[TASK DIRECTIONS]:
Select every line holding the word "ترجمته" and copy it.

[MATERIAL]:
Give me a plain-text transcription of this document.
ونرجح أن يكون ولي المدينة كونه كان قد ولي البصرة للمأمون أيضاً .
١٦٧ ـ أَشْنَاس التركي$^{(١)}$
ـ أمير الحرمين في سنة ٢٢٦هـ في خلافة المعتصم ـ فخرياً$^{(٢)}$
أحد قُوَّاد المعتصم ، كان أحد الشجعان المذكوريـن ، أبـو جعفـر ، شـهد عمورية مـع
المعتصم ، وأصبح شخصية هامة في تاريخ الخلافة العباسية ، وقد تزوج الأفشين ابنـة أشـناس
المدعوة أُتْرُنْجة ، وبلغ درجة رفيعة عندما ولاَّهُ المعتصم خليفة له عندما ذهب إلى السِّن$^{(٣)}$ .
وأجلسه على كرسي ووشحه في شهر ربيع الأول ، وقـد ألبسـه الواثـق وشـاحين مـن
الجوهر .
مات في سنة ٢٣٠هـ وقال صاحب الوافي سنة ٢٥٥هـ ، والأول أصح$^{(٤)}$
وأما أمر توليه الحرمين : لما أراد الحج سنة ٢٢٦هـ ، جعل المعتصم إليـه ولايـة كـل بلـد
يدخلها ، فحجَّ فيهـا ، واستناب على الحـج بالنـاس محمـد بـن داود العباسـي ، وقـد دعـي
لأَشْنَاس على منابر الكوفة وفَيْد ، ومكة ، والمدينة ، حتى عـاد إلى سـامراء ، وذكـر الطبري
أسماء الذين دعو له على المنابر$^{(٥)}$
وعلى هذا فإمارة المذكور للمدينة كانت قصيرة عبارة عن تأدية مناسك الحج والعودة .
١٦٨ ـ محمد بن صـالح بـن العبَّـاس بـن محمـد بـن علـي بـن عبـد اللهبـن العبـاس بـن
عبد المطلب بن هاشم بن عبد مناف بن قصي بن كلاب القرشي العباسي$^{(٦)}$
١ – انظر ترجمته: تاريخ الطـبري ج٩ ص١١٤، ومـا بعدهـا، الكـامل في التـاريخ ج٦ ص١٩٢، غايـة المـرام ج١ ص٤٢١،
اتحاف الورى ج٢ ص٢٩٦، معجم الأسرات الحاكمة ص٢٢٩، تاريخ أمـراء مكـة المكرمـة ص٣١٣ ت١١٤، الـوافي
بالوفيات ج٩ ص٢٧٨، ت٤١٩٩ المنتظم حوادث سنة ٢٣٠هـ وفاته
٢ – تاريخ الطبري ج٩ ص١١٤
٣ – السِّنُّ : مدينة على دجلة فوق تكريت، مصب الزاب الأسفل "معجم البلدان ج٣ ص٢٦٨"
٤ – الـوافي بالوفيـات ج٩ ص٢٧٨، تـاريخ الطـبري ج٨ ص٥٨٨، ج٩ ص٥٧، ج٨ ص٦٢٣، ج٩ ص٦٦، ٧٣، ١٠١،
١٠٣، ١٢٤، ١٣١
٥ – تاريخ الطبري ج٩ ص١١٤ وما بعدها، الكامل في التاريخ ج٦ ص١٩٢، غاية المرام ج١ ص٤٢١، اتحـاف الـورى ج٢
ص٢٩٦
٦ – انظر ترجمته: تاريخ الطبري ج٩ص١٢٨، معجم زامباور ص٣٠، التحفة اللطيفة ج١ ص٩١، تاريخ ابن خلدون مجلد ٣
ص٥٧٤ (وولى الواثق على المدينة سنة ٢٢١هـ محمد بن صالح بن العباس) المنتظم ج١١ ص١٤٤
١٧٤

[OUTPUT]:
١ – انظر ترجمته: تاريخ الطـبري ج٩ ص١١٤، ومـا بعدهـا، الكـامل في التـاريخ ج٦ ص١٩٢، غايـة المـرام ج١ ص٤٢١،
٦ – انظر ترجمته: تاريخ الطبري ج٩ص١٢٨، معجم زامباور ص٣٠، التحفة اللطيفة ج١ ص٩١، تاريخ ابن خلدون مجلد ٣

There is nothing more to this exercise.